Data entries for graphics:
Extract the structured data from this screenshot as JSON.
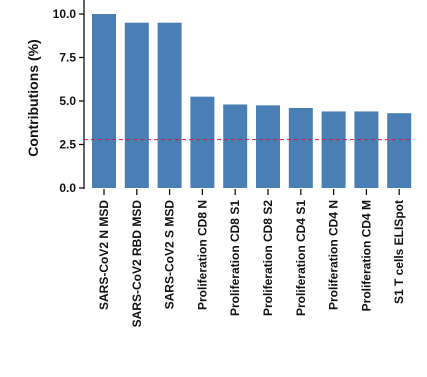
{
  "chart_data": {
    "type": "bar",
    "ylabel": "Contributions (%)",
    "xlabel": "",
    "ylim": [
      0,
      10.5
    ],
    "yticks": [
      "0.0",
      "2.5",
      "5.0",
      "7.5",
      "10.0"
    ],
    "categories": [
      "SARS-CoV2 N MSD",
      "SARS-CoV2 RBD MSD",
      "SARS-CoV2 S MSD",
      "Proliferation CD8 N",
      "Proliferation CD8 S1",
      "Proliferation CD8 S2",
      "Proliferation CD4 S1",
      "Proliferation CD4 N",
      "Proliferation CD4 M",
      "S1 T cells ELISpot"
    ],
    "values": [
      10.0,
      9.5,
      9.5,
      5.25,
      4.8,
      4.75,
      4.6,
      4.4,
      4.4,
      4.3
    ],
    "reference_line": 2.78,
    "grid": false,
    "colors": {
      "bar": "#4a7fb6",
      "reference_line": "#cc1f3c",
      "axis": "#111111"
    }
  }
}
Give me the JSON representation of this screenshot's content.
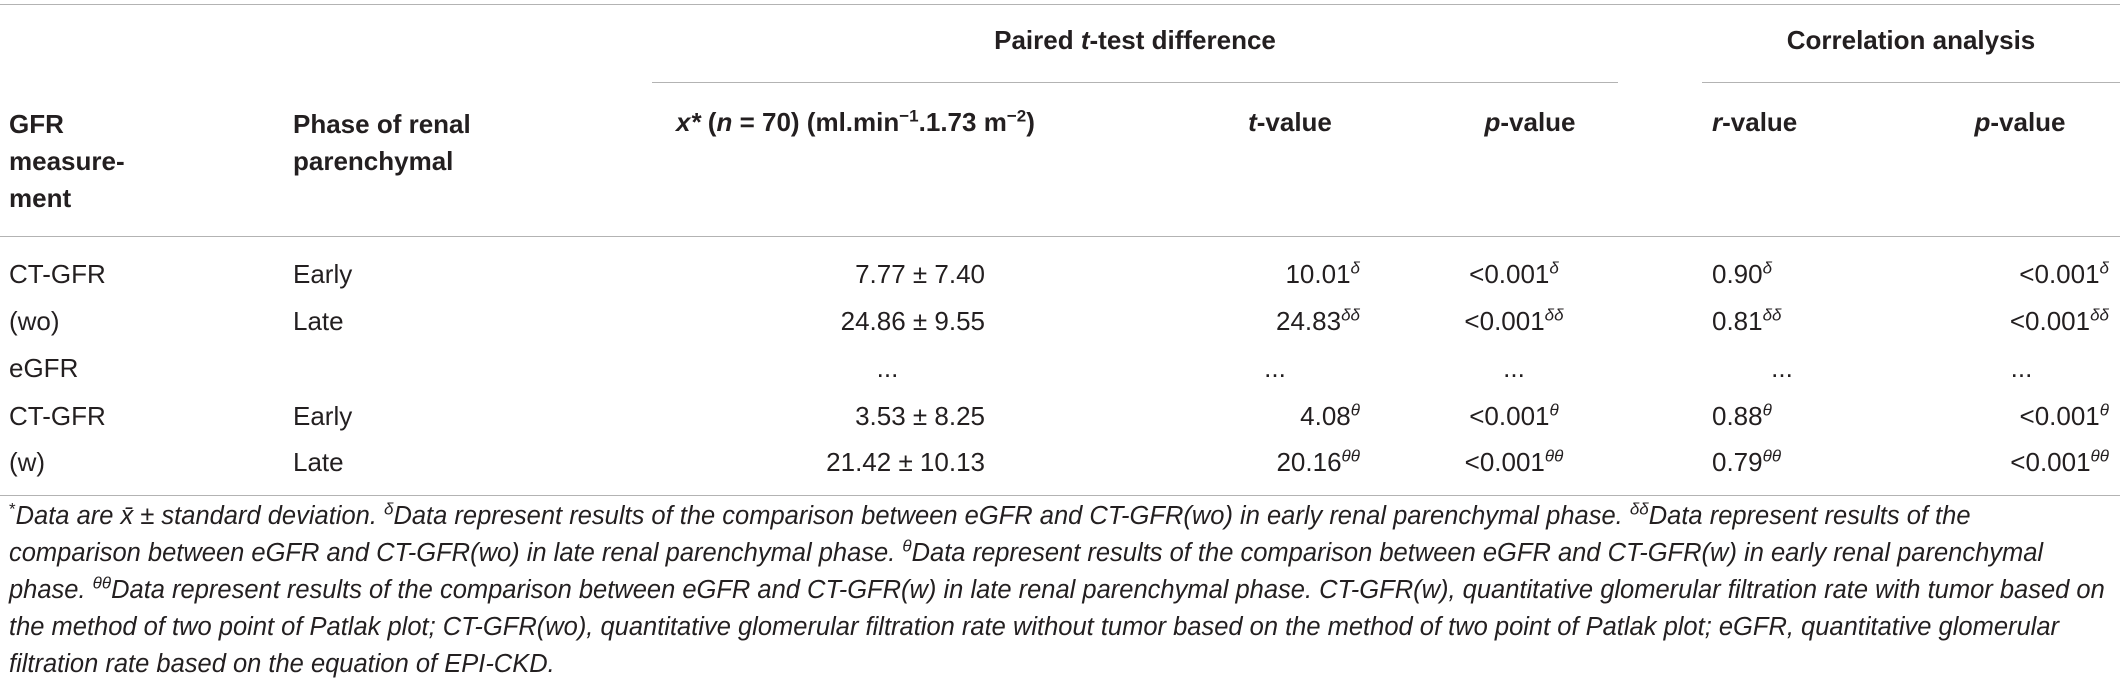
{
  "header": {
    "group_paired": {
      "pre": "Paired ",
      "italic": "t",
      "post": "-test difference"
    },
    "group_corr": "Correlation analysis",
    "col_gfr": [
      "GFR",
      "measure-",
      "ment"
    ],
    "col_phase": [
      "Phase of renal",
      "parenchymal"
    ],
    "col_x": {
      "var": "x*",
      "paren_open": " (",
      "n": "n",
      "n_eq": " = 70) (ml.min",
      "sup1": "−1",
      "mid": ".1.73 m",
      "sup2": "−2",
      "close": ")"
    },
    "col_t": {
      "italic": "t",
      "rest": "-value"
    },
    "col_p1": {
      "italic": "p",
      "rest": "-value"
    },
    "col_r": {
      "italic": "r",
      "rest": "-value"
    },
    "col_p2": {
      "italic": "p",
      "rest": "-value"
    }
  },
  "rows": [
    {
      "gfr": "CT-GFR",
      "phase": "Early",
      "x": "7.77 ± 7.40",
      "t": "10.01",
      "t_sup": "δ",
      "p1": "<0.001",
      "p1_sup": "δ",
      "r": "0.90",
      "r_sup": "δ",
      "p2": "<0.001",
      "p2_sup": "δ"
    },
    {
      "gfr": "(wo)",
      "phase": "Late",
      "x": "24.86 ± 9.55",
      "t": "24.83",
      "t_sup": "δδ",
      "p1": "<0.001",
      "p1_sup": "δδ",
      "r": "0.81",
      "r_sup": "δδ",
      "p2": "<0.001",
      "p2_sup": "δδ"
    },
    {
      "gfr": "eGFR",
      "phase": "",
      "x": "...",
      "t": "...",
      "t_sup": "",
      "p1": "...",
      "p1_sup": "",
      "r": "...",
      "r_sup": "",
      "p2": "...",
      "p2_sup": ""
    },
    {
      "gfr": "CT-GFR",
      "phase": "Early",
      "x": "3.53 ± 8.25",
      "t": "4.08",
      "t_sup": "θ",
      "p1": "<0.001",
      "p1_sup": "θ",
      "r": "0.88",
      "r_sup": "θ",
      "p2": "<0.001",
      "p2_sup": "θ"
    },
    {
      "gfr": "(w)",
      "phase": "Late",
      "x": "21.42 ± 10.13",
      "t": "20.16",
      "t_sup": "θθ",
      "p1": "<0.001",
      "p1_sup": "θθ",
      "r": "0.79",
      "r_sup": "θθ",
      "p2": "<0.001",
      "p2_sup": "θθ"
    }
  ],
  "footnote": {
    "s0": "*",
    "s1": "Data are x̄ ± standard deviation. ",
    "d1": "δ",
    "s2": "Data represent results of the comparison between eGFR and CT-GFR(wo) in early renal parenchymal phase. ",
    "d2": "δδ",
    "s3": "Data represent results of the comparison between eGFR and CT-GFR(wo) in late renal parenchymal phase. ",
    "d3": "θ",
    "s4": "Data represent results of the comparison between eGFR and CT-GFR(w) in early renal parenchymal phase. ",
    "d4": "θθ",
    "s5": "Data represent results of the comparison between eGFR and CT-GFR(w) in late renal parenchymal phase. CT-GFR(w), quantitative glomerular filtration rate with tumor based on the method of two point of Patlak plot; CT-GFR(wo), quantitative glomerular filtration rate without tumor based on the method of two point of Patlak plot; eGFR, quantitative glomerular filtration rate based on the equation of EPI-CKD."
  },
  "colors": {
    "text": "#231f20",
    "rule": "#b3b3b3"
  }
}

### [BRIEF]
The entries above should be written out in full, and any picture in them left out.

### [SOLUTION FOR THIS PROBLEM]
Extract the structured data from this screenshot as JSON.
{
  "chart_data": {
    "type": "bar",
    "ylabel": "Contributions (%)",
    "xlabel": "",
    "ylim": [
      0,
      10.5
    ],
    "yticks": [
      "0.0",
      "2.5",
      "5.0",
      "7.5",
      "10.0"
    ],
    "categories": [
      "SARS-CoV2 N MSD",
      "SARS-CoV2 RBD MSD",
      "SARS-CoV2 S MSD",
      "Proliferation CD8 N",
      "Proliferation CD8 S1",
      "Proliferation CD8 S2",
      "Proliferation CD4 S1",
      "Proliferation CD4 N",
      "Proliferation CD4 M",
      "S1 T cells ELISpot"
    ],
    "values": [
      10.0,
      9.5,
      9.5,
      5.25,
      4.8,
      4.75,
      4.6,
      4.4,
      4.4,
      4.3
    ],
    "reference_line": 2.78,
    "grid": false,
    "colors": {
      "bar": "#4a7fb6",
      "reference_line": "#cc1f3c",
      "axis": "#111111"
    }
  }
}
Give me the JSON representation of this screenshot's content.
{
  "header": {
    "group_paired": {
      "pre": "Paired ",
      "italic": "t",
      "post": "-test difference"
    },
    "group_corr": "Correlation analysis",
    "col_gfr": [
      "GFR",
      "measure-",
      "ment"
    ],
    "col_phase": [
      "Phase of renal",
      "parenchymal"
    ],
    "col_x": {
      "var": "x*",
      "paren_open": " (",
      "n": "n",
      "n_eq": " = 70) (ml.min",
      "sup1": "−1",
      "mid": ".1.73 m",
      "sup2": "−2",
      "close": ")"
    },
    "col_t": {
      "italic": "t",
      "rest": "-value"
    },
    "col_p1": {
      "italic": "p",
      "rest": "-value"
    },
    "col_r": {
      "italic": "r",
      "rest": "-value"
    },
    "col_p2": {
      "italic": "p",
      "rest": "-value"
    }
  },
  "rows": [
    {
      "gfr": "CT-GFR",
      "phase": "Early",
      "x": "7.77 ± 7.40",
      "t": "10.01",
      "t_sup": "δ",
      "p1": "<0.001",
      "p1_sup": "δ",
      "r": "0.90",
      "r_sup": "δ",
      "p2": "<0.001",
      "p2_sup": "δ"
    },
    {
      "gfr": "(wo)",
      "phase": "Late",
      "x": "24.86 ± 9.55",
      "t": "24.83",
      "t_sup": "δδ",
      "p1": "<0.001",
      "p1_sup": "δδ",
      "r": "0.81",
      "r_sup": "δδ",
      "p2": "<0.001",
      "p2_sup": "δδ"
    },
    {
      "gfr": "eGFR",
      "phase": "",
      "x": "...",
      "t": "...",
      "t_sup": "",
      "p1": "...",
      "p1_sup": "",
      "r": "...",
      "r_sup": "",
      "p2": "...",
      "p2_sup": ""
    },
    {
      "gfr": "CT-GFR",
      "phase": "Early",
      "x": "3.53 ± 8.25",
      "t": "4.08",
      "t_sup": "θ",
      "p1": "<0.001",
      "p1_sup": "θ",
      "r": "0.88",
      "r_sup": "θ",
      "p2": "<0.001",
      "p2_sup": "θ"
    },
    {
      "gfr": "(w)",
      "phase": "Late",
      "x": "21.42 ± 10.13",
      "t": "20.16",
      "t_sup": "θθ",
      "p1": "<0.001",
      "p1_sup": "θθ",
      "r": "0.79",
      "r_sup": "θθ",
      "p2": "<0.001",
      "p2_sup": "θθ"
    }
  ],
  "footnote": {
    "s0": "*",
    "s1": "Data are x̄ ± standard deviation. ",
    "d1": "δ",
    "s2": "Data represent results of the comparison between eGFR and CT-GFR(wo) in early renal parenchymal phase. ",
    "d2": "δδ",
    "s3": "Data represent results of the comparison between eGFR and CT-GFR(wo) in late renal parenchymal phase. ",
    "d3": "θ",
    "s4": "Data represent results of the comparison between eGFR and CT-GFR(w) in early renal parenchymal phase. ",
    "d4": "θθ",
    "s5": "Data represent results of the comparison between eGFR and CT-GFR(w) in late renal parenchymal phase. CT-GFR(w), quantitative glomerular filtration rate with tumor based on the method of two point of Patlak plot; CT-GFR(wo), quantitative glomerular filtration rate without tumor based on the method of two point of Patlak plot; eGFR, quantitative glomerular filtration rate based on the equation of EPI-CKD."
  },
  "colors": {
    "text": "#231f20",
    "rule": "#b3b3b3"
  }
}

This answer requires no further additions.